(Collected data entries)

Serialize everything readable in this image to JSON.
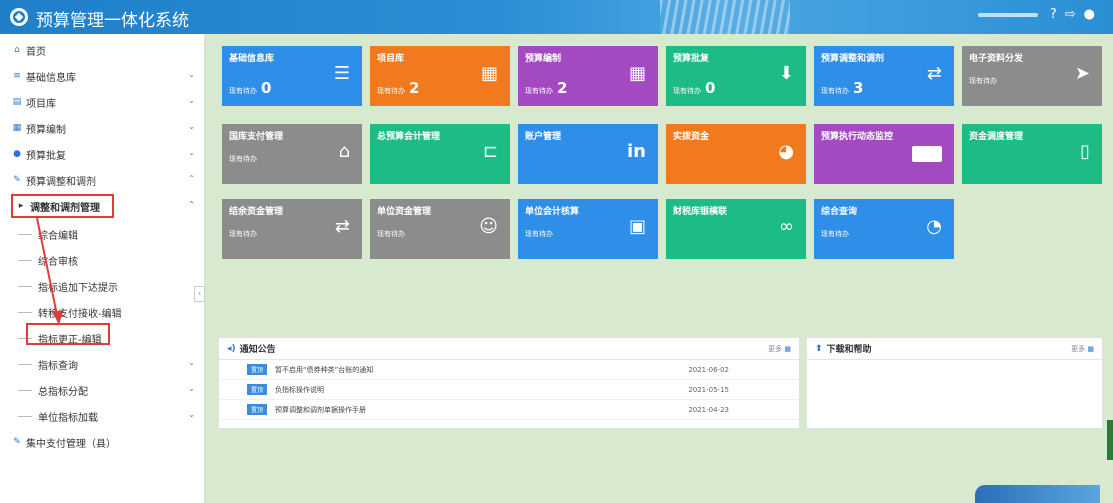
{
  "header": {
    "title": "预算管理一体化系统",
    "icons": [
      "help-icon",
      "logout-icon",
      "user-icon"
    ],
    "help": "?",
    "logout": "⇨",
    "user": "●"
  },
  "sidebar": {
    "home": "首页",
    "basic": "基础信息库",
    "project": "项目库",
    "compile": "预算编制",
    "approve": "预算批复",
    "adjust": "预算调整和调剂",
    "adjust_mgmt": "调整和调剂管理",
    "sub1": "综合编辑",
    "sub2": "综合审核",
    "sub3": "指标追加下达提示",
    "sub4": "转移支付接收-编辑",
    "sub5": "指标更正-编辑",
    "query": "指标查询",
    "alloc": "总指标分配",
    "unit": "单位指标加载",
    "central": "集中支付管理（县）"
  },
  "tiles": {
    "t1": {
      "title": "基础信息库",
      "pending": "现有待办",
      "count": "0",
      "color": "#2f8ee8",
      "icon": "database-icon"
    },
    "t2": {
      "title": "项目库",
      "pending": "现有待办",
      "count": "2",
      "color": "#f07a1d",
      "icon": "building-icon"
    },
    "t3": {
      "title": "预算编制",
      "pending": "现有待办",
      "count": "2",
      "color": "#a44ac1",
      "icon": "table-icon"
    },
    "t4": {
      "title": "预算批复",
      "pending": "现有待办",
      "count": "0",
      "color": "#1dbb86",
      "icon": "download-icon"
    },
    "t5": {
      "title": "预算调整和调剂",
      "pending": "现有待办",
      "count": "3",
      "color": "#2f8ee8",
      "icon": "transfer-icon"
    },
    "t6": {
      "title": "电子资料分发",
      "pending": "现有待办",
      "count": "",
      "color": "#8c8c8c",
      "icon": "send-icon"
    },
    "t7": {
      "title": "国库支付管理",
      "pending": "现有待办",
      "color": "#8c8c8c",
      "icon": "bank-icon"
    },
    "t8": {
      "title": "总预算会计管理",
      "pending": "",
      "color": "#1dbb86",
      "icon": "bookmark-icon"
    },
    "t9": {
      "title": "账户管理",
      "pending": "",
      "color": "#2f8ee8",
      "icon": "linkedin-icon"
    },
    "t10": {
      "title": "实拨资金",
      "pending": "",
      "color": "#f07a1d",
      "icon": "gauge-icon"
    },
    "t11": {
      "title": "预算执行动态监控",
      "pending": "",
      "color": "#a44ac1",
      "icon": "card-icon"
    },
    "t12": {
      "title": "资金调度管理",
      "pending": "",
      "color": "#1dbb86",
      "icon": "document-icon"
    },
    "t13": {
      "title": "结余资金管理",
      "pending": "现有待办",
      "color": "#8c8c8c",
      "icon": "transfer-icon"
    },
    "t14": {
      "title": "单位资金管理",
      "pending": "现有待办",
      "color": "#8c8c8c",
      "icon": "person-icon"
    },
    "t15": {
      "title": "单位会计核算",
      "pending": "现有待办",
      "color": "#2f8ee8",
      "icon": "briefcase-icon"
    },
    "t16": {
      "title": "财税库银横联",
      "pending": "",
      "color": "#1dbb86",
      "icon": "link-icon"
    },
    "t17": {
      "title": "综合查询",
      "pending": "现有待办",
      "color": "#2f8ee8",
      "icon": "pie-icon"
    }
  },
  "notice": {
    "title": "通知公告",
    "more": "更多",
    "items": [
      {
        "tag": "置顶",
        "text": "暂不启用“债券种类”台账的通知",
        "date": "2021-06-02"
      },
      {
        "tag": "置顶",
        "text": "负指标操作说明",
        "date": "2021-05-15"
      },
      {
        "tag": "置顶",
        "text": "预算调整和调剂单据操作手册",
        "date": "2021-04-23"
      }
    ]
  },
  "download": {
    "title": "下载和帮助",
    "more": "更多"
  }
}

> [EXERCISE GOAL] Omit the pictures. Output every record above word for word.

> [RESULT OF THE TASK]
Serialize everything readable in this image to JSON.
{
  "header": {
    "title": "预算管理一体化系统",
    "icons": [
      "help-icon",
      "logout-icon",
      "user-icon"
    ],
    "help": "?",
    "logout": "⇨",
    "user": "●"
  },
  "sidebar": {
    "home": "首页",
    "basic": "基础信息库",
    "project": "项目库",
    "compile": "预算编制",
    "approve": "预算批复",
    "adjust": "预算调整和调剂",
    "adjust_mgmt": "调整和调剂管理",
    "sub1": "综合编辑",
    "sub2": "综合审核",
    "sub3": "指标追加下达提示",
    "sub4": "转移支付接收-编辑",
    "sub5": "指标更正-编辑",
    "query": "指标查询",
    "alloc": "总指标分配",
    "unit": "单位指标加载",
    "central": "集中支付管理（县）"
  },
  "tiles": {
    "t1": {
      "title": "基础信息库",
      "pending": "现有待办",
      "count": "0",
      "color": "#2f8ee8",
      "icon": "database-icon"
    },
    "t2": {
      "title": "项目库",
      "pending": "现有待办",
      "count": "2",
      "color": "#f07a1d",
      "icon": "building-icon"
    },
    "t3": {
      "title": "预算编制",
      "pending": "现有待办",
      "count": "2",
      "color": "#a44ac1",
      "icon": "table-icon"
    },
    "t4": {
      "title": "预算批复",
      "pending": "现有待办",
      "count": "0",
      "color": "#1dbb86",
      "icon": "download-icon"
    },
    "t5": {
      "title": "预算调整和调剂",
      "pending": "现有待办",
      "count": "3",
      "color": "#2f8ee8",
      "icon": "transfer-icon"
    },
    "t6": {
      "title": "电子资料分发",
      "pending": "现有待办",
      "count": "",
      "color": "#8c8c8c",
      "icon": "send-icon"
    },
    "t7": {
      "title": "国库支付管理",
      "pending": "现有待办",
      "color": "#8c8c8c",
      "icon": "bank-icon"
    },
    "t8": {
      "title": "总预算会计管理",
      "pending": "",
      "color": "#1dbb86",
      "icon": "bookmark-icon"
    },
    "t9": {
      "title": "账户管理",
      "pending": "",
      "color": "#2f8ee8",
      "icon": "linkedin-icon"
    },
    "t10": {
      "title": "实拨资金",
      "pending": "",
      "color": "#f07a1d",
      "icon": "gauge-icon"
    },
    "t11": {
      "title": "预算执行动态监控",
      "pending": "",
      "color": "#a44ac1",
      "icon": "card-icon"
    },
    "t12": {
      "title": "资金调度管理",
      "pending": "",
      "color": "#1dbb86",
      "icon": "document-icon"
    },
    "t13": {
      "title": "结余资金管理",
      "pending": "现有待办",
      "color": "#8c8c8c",
      "icon": "transfer-icon"
    },
    "t14": {
      "title": "单位资金管理",
      "pending": "现有待办",
      "color": "#8c8c8c",
      "icon": "person-icon"
    },
    "t15": {
      "title": "单位会计核算",
      "pending": "现有待办",
      "color": "#2f8ee8",
      "icon": "briefcase-icon"
    },
    "t16": {
      "title": "财税库银横联",
      "pending": "",
      "color": "#1dbb86",
      "icon": "link-icon"
    },
    "t17": {
      "title": "综合查询",
      "pending": "现有待办",
      "color": "#2f8ee8",
      "icon": "pie-icon"
    }
  },
  "notice": {
    "title": "通知公告",
    "more": "更多",
    "items": [
      {
        "tag": "置顶",
        "text": "暂不启用“债券种类”台账的通知",
        "date": "2021-06-02"
      },
      {
        "tag": "置顶",
        "text": "负指标操作说明",
        "date": "2021-05-15"
      },
      {
        "tag": "置顶",
        "text": "预算调整和调剂单据操作手册",
        "date": "2021-04-23"
      }
    ]
  },
  "download": {
    "title": "下载和帮助",
    "more": "更多"
  }
}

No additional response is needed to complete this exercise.